**WORK REQUIRED**: Output all entries verbatim. Skip pictures.

--- Start of DATA LINES ---

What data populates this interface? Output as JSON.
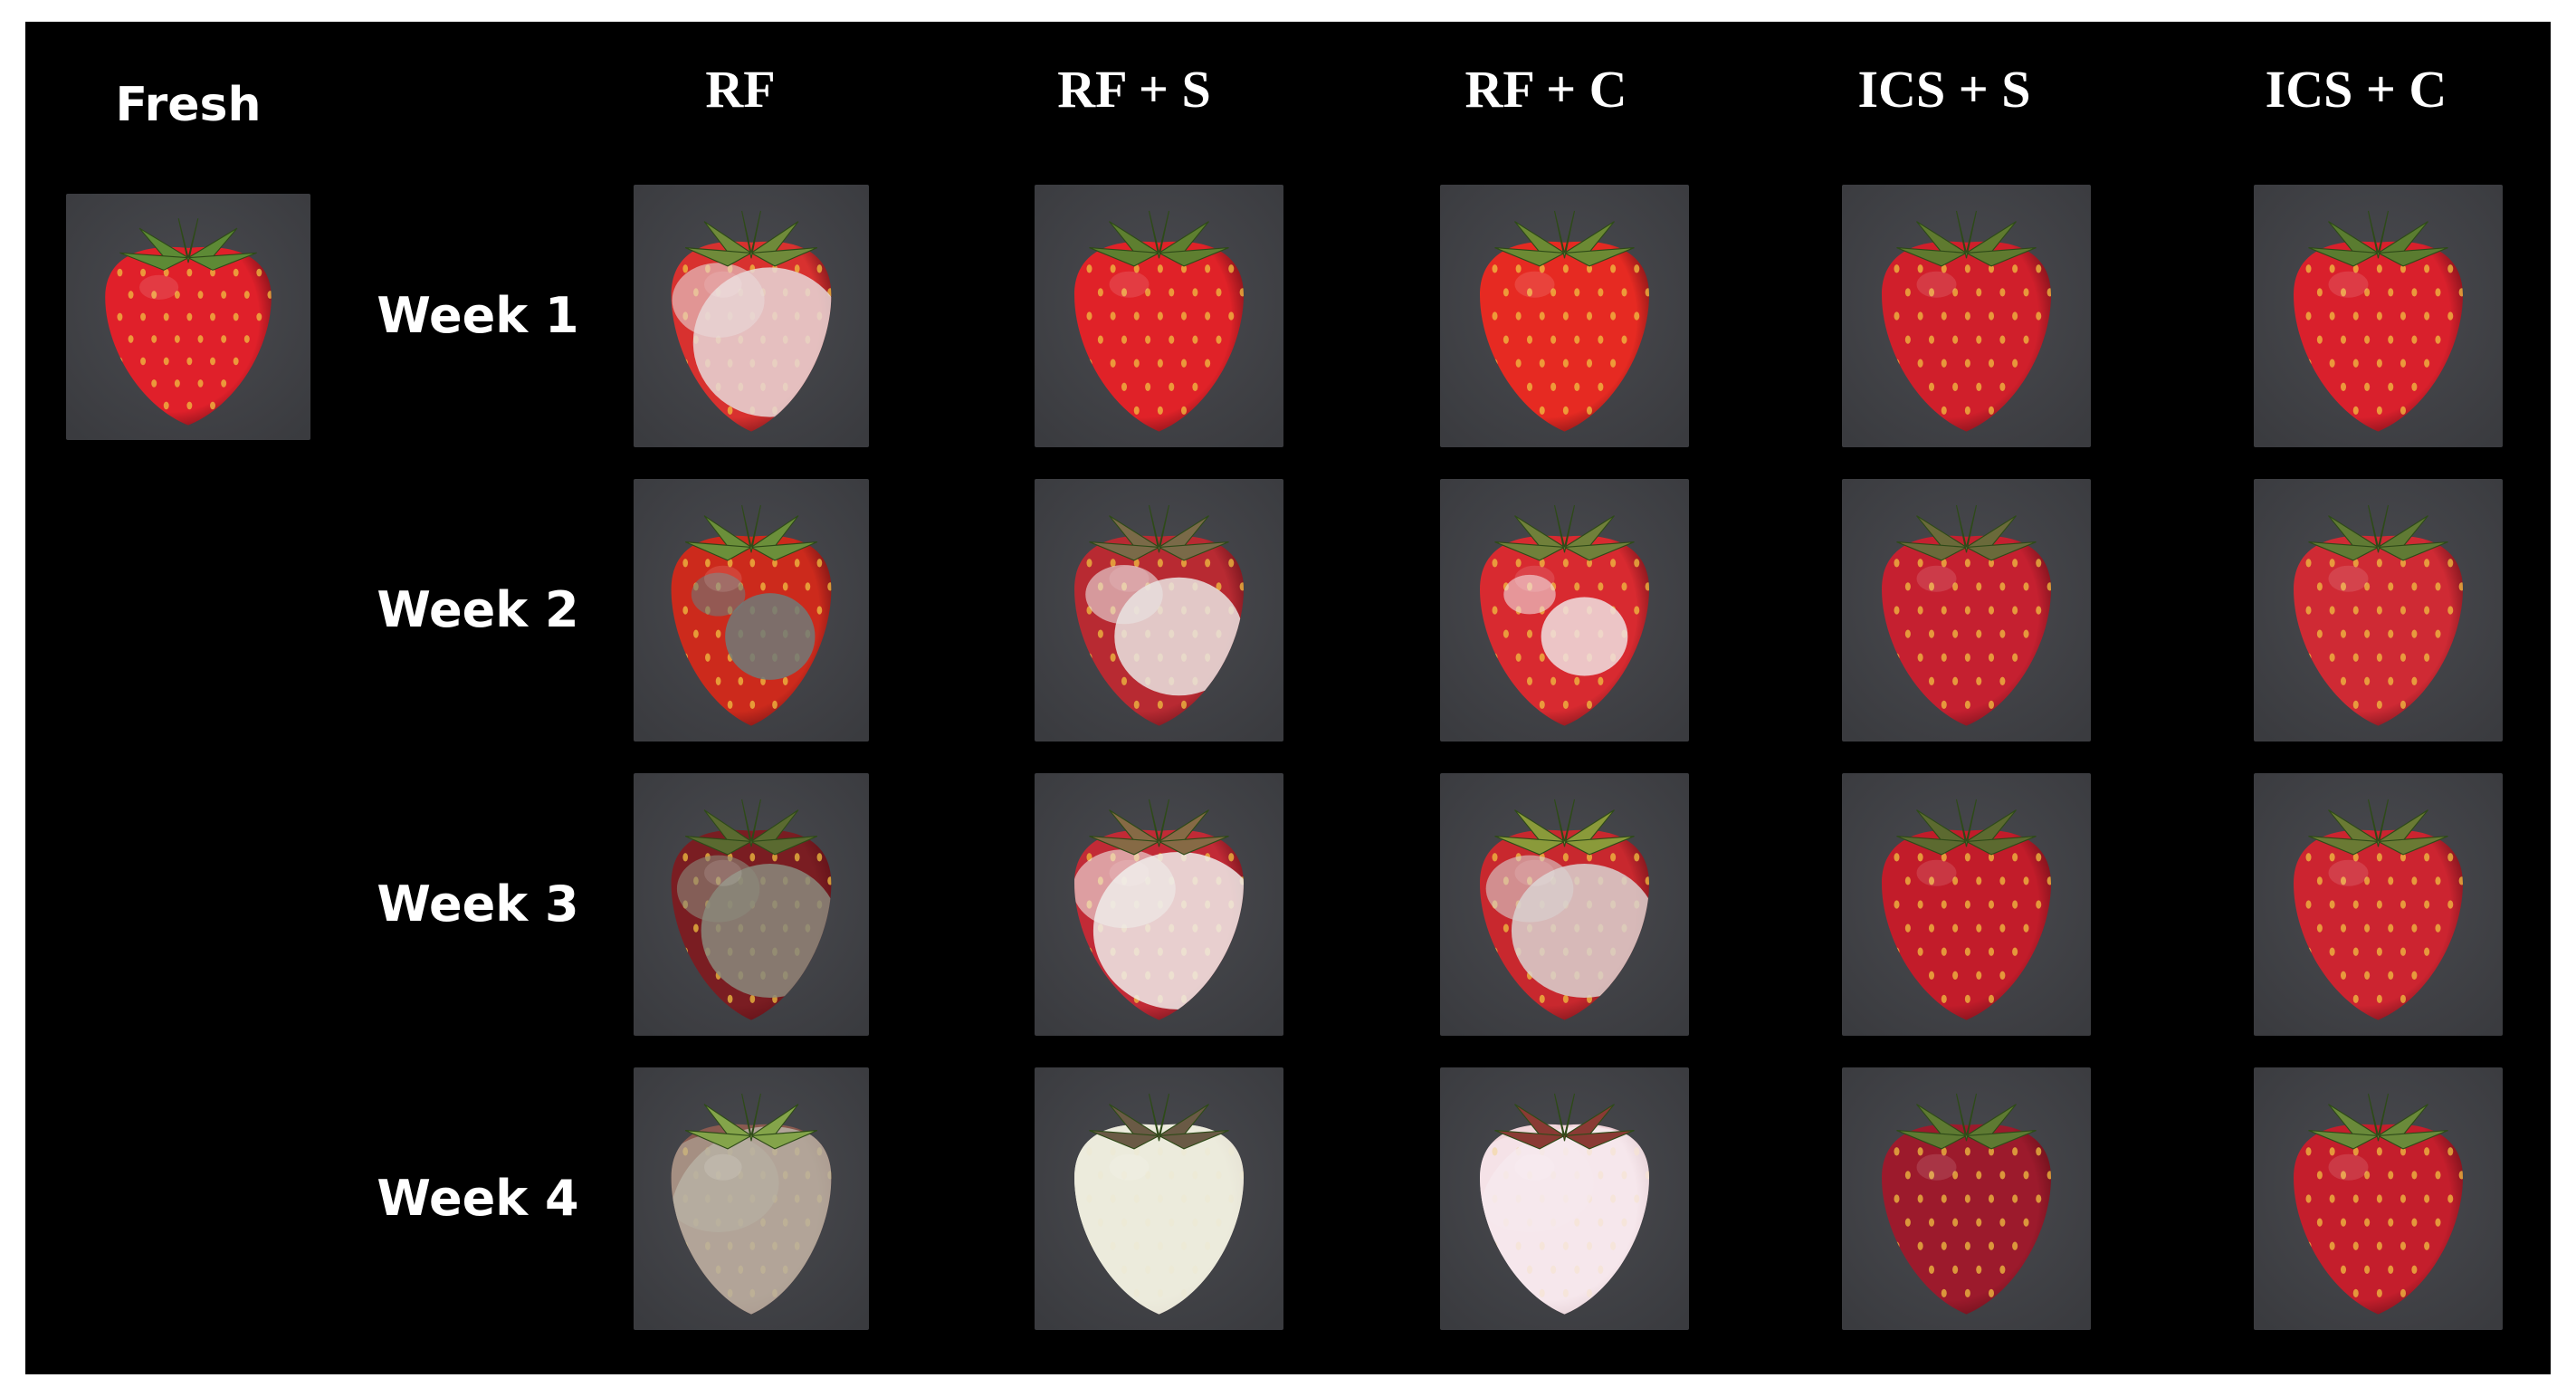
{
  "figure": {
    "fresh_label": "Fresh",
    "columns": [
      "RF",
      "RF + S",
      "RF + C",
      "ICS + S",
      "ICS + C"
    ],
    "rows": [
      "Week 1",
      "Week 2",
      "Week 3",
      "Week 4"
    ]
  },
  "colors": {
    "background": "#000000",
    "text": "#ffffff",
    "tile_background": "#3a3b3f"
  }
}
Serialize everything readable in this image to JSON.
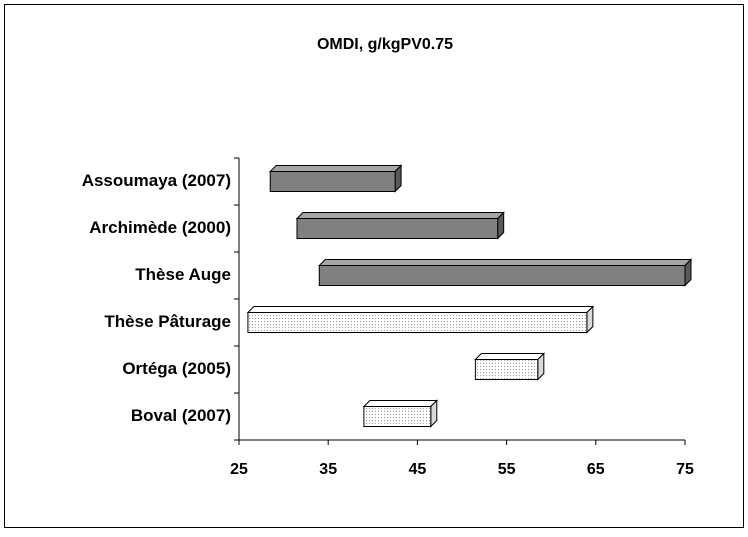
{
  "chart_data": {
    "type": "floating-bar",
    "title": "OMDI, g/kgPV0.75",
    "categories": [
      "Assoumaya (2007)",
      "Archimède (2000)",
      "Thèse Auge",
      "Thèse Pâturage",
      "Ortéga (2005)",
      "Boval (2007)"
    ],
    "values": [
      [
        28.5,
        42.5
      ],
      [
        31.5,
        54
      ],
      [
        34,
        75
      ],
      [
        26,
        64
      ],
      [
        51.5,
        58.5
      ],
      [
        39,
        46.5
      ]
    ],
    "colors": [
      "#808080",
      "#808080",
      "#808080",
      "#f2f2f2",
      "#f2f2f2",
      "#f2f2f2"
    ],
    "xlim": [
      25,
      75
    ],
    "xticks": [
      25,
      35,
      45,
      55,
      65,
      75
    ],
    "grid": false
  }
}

--- End of DATA LINES ---

**RESPONSE**:
What data populates this interface? Output as JSON.
{
  "figure": {
    "fresh_label": "Fresh",
    "columns": [
      "RF",
      "RF + S",
      "RF + C",
      "ICS + S",
      "ICS + C"
    ],
    "rows": [
      "Week 1",
      "Week 2",
      "Week 3",
      "Week 4"
    ]
  },
  "colors": {
    "background": "#000000",
    "text": "#ffffff",
    "tile_background": "#3a3b3f"
  }
}
Serialize everything readable in this image to JSON.
{
  "chart_data": {
    "type": "floating-bar",
    "title": "OMDI, g/kgPV0.75",
    "categories": [
      "Assoumaya (2007)",
      "Archimède (2000)",
      "Thèse Auge",
      "Thèse Pâturage",
      "Ortéga (2005)",
      "Boval (2007)"
    ],
    "values": [
      [
        28.5,
        42.5
      ],
      [
        31.5,
        54
      ],
      [
        34,
        75
      ],
      [
        26,
        64
      ],
      [
        51.5,
        58.5
      ],
      [
        39,
        46.5
      ]
    ],
    "colors": [
      "#808080",
      "#808080",
      "#808080",
      "#f2f2f2",
      "#f2f2f2",
      "#f2f2f2"
    ],
    "xlim": [
      25,
      75
    ],
    "xticks": [
      25,
      35,
      45,
      55,
      65,
      75
    ],
    "grid": false
  }
}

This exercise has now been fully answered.